> [RECORDS SHOWN]:
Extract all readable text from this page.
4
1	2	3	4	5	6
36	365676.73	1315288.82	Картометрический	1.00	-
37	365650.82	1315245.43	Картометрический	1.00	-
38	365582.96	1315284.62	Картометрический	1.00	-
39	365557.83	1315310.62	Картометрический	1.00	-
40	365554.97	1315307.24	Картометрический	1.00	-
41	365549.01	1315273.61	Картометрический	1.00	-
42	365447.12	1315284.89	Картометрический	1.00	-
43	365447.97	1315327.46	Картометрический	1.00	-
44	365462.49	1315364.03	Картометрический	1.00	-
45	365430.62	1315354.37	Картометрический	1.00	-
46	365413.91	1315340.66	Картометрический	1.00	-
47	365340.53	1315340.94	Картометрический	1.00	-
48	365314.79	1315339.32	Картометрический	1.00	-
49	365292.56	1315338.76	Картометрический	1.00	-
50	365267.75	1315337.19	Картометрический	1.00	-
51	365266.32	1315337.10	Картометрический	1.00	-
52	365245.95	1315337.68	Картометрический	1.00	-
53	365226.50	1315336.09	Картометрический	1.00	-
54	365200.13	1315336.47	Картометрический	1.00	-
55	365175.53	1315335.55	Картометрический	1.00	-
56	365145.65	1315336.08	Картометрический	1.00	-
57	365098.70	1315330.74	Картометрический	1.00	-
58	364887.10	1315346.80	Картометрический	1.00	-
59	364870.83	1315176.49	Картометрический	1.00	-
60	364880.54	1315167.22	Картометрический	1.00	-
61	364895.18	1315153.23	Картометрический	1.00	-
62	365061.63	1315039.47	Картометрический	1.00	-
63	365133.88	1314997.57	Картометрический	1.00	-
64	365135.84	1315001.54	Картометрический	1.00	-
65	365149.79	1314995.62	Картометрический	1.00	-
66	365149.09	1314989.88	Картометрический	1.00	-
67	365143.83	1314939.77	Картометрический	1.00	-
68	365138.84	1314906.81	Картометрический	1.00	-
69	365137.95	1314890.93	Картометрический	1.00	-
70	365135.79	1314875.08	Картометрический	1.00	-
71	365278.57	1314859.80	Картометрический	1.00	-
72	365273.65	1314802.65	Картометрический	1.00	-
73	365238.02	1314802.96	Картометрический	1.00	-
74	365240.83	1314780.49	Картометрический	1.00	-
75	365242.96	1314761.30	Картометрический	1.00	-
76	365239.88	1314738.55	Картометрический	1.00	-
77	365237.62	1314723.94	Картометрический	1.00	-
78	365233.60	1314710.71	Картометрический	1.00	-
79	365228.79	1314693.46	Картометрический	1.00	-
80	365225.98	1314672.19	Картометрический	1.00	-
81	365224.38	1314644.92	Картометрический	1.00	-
--
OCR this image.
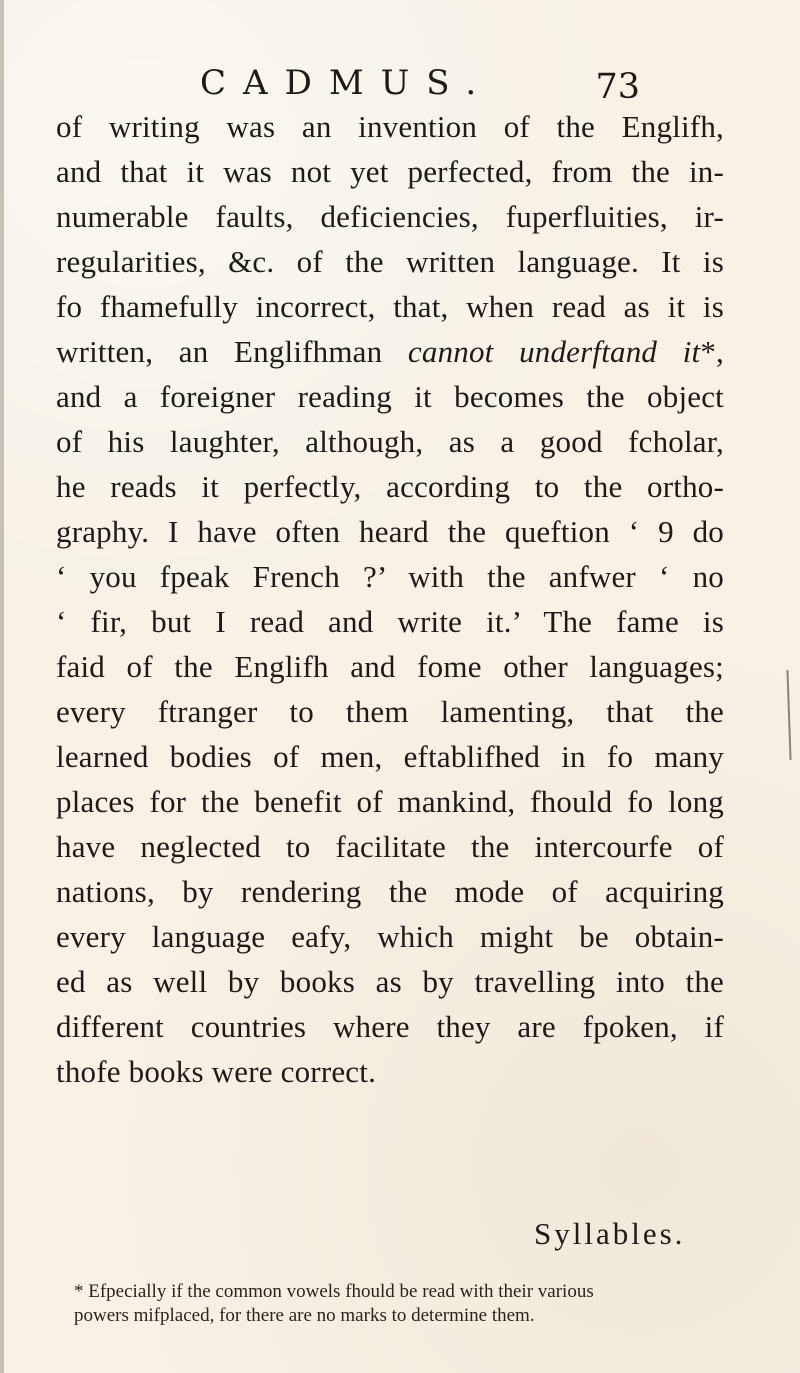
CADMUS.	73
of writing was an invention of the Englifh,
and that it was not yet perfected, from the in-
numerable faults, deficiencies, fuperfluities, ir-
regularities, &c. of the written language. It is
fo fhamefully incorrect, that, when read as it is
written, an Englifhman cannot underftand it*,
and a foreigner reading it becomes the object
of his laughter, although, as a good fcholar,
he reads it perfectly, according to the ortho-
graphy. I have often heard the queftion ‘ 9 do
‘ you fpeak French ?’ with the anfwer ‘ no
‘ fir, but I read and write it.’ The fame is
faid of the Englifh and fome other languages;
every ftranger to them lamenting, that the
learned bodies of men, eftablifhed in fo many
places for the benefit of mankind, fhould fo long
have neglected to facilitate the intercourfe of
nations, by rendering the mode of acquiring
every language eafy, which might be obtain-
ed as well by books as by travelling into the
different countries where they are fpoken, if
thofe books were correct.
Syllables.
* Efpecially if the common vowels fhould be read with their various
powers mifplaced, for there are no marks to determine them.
---
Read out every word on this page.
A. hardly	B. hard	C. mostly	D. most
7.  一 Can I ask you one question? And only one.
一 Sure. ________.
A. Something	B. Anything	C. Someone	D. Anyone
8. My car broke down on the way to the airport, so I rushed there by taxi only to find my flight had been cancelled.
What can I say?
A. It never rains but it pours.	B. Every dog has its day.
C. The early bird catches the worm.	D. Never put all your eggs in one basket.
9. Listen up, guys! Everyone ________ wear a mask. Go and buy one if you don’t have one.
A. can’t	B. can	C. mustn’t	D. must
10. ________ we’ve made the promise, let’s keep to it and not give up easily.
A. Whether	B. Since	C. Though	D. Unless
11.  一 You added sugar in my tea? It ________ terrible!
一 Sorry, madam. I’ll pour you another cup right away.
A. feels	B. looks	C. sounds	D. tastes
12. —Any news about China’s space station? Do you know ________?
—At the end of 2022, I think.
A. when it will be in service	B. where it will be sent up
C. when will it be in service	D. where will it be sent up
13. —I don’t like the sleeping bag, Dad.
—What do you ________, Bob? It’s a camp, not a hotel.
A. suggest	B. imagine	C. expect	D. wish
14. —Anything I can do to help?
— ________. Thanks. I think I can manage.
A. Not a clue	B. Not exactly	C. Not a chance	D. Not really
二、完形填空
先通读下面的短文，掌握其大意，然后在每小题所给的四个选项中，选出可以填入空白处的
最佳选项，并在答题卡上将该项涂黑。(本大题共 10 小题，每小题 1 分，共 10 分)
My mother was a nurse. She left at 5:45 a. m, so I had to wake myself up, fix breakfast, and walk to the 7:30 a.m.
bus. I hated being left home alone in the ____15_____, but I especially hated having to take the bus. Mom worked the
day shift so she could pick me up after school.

> [INSTRUCTION]: Filter the entries and copy out every line with the word "books".

> [EXPECTED ANSWER]:
ed as well by books as by travelling into the
thofe books were correct.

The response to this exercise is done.